Page MenuHomePhabricator

Update R on the statboxes
Closed, ResolvedPublic

Description

The current version of R on our number crunchers (stat100*) is

R version 3.3.3 (2017-03-06) -- "Another Canoe"

The CRAN version is R version 3.5.2 (Eggshell Igloo) and has been released on 2018-12-20.

Could we please have R upgraded on our statboxes?

Rationale: it's not that I really like to have the most recent version at my availability; I have already started giving up on some packages (examples: parallelDist, poweRlaw) because they are not available for R, say, < 3.4.0, anymore.

Please don't forget that we also need a new version of R installed across the workers in the WMF Analytics Cluster for people who would like to do SparkR or sparklyr.

Event Timeline

fdans moved this task from Incoming to Operational Excellence on the Analytics board.

• • • •

WHAT THE TASK ASKS:
Does each statement below agree with the R upgrade ticket above? Answer yes or no for each one and quote the words of the ticket that settle it.
(a) The R version on the stat100* machines came out in 2017.
(b) The requester wants the upgrade mainly in order to have the newest release on hand.
(c) The ticket was moved from Incoming to Operational Excellence on the Analytics board.

• • • •

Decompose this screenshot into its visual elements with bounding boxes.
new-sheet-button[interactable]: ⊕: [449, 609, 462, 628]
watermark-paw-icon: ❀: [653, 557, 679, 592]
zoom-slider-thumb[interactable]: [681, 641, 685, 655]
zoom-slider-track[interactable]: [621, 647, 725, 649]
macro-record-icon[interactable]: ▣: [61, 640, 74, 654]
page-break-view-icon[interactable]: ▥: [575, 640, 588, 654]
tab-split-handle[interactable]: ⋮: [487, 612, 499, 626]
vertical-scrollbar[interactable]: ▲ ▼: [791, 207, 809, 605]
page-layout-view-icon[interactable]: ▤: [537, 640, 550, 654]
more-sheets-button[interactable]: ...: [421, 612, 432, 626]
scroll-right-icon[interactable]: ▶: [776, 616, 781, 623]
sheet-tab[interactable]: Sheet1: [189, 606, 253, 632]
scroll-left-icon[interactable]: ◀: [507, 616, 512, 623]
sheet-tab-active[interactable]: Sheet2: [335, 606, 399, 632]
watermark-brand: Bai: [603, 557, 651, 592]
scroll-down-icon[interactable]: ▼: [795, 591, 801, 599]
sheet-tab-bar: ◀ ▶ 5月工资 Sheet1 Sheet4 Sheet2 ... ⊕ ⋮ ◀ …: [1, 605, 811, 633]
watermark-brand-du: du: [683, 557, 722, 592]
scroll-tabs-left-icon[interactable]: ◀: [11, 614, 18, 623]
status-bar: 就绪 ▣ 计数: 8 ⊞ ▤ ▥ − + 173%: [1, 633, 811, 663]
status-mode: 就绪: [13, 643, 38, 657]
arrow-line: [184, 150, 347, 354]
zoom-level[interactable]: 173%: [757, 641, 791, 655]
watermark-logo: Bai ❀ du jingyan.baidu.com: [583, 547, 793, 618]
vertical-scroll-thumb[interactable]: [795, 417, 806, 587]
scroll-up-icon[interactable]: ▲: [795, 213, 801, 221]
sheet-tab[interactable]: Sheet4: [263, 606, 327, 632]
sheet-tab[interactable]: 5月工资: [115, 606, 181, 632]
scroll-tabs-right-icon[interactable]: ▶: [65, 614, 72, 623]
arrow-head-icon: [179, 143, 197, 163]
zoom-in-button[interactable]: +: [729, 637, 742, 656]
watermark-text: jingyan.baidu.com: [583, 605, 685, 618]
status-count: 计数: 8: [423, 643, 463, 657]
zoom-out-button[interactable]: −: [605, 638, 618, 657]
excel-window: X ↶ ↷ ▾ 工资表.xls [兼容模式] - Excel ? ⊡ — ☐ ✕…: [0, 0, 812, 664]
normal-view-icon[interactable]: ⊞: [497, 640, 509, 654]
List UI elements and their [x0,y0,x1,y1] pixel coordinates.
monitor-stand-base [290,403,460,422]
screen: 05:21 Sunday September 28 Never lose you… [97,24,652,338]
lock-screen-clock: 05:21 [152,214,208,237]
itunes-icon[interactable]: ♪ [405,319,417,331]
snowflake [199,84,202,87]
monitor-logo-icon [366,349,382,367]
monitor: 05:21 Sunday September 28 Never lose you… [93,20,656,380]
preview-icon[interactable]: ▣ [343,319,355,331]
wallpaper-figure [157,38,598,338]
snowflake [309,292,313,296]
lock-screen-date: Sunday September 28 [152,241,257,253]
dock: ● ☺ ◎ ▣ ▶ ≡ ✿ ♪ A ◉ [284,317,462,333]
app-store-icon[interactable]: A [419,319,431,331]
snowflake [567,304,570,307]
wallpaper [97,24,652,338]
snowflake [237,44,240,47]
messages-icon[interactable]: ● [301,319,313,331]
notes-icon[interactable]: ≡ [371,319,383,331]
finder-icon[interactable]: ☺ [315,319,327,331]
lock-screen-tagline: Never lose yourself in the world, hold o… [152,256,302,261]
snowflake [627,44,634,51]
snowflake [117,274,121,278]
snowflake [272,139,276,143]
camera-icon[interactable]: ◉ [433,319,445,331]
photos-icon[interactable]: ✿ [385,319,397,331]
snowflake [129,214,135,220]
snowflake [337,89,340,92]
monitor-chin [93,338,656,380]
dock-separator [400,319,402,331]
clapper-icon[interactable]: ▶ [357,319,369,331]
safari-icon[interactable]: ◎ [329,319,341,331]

• • • •

FINISHED EXERCISE:
(a) Yes: "R version 3.3.3 (2017-03-06) -- "Another Canoe""
(b) No: "it's not that I really like to have the most recent version at my availability"
(c) Yes: "fdans moved this task from Incoming to Operational Excellence on the Analytics board."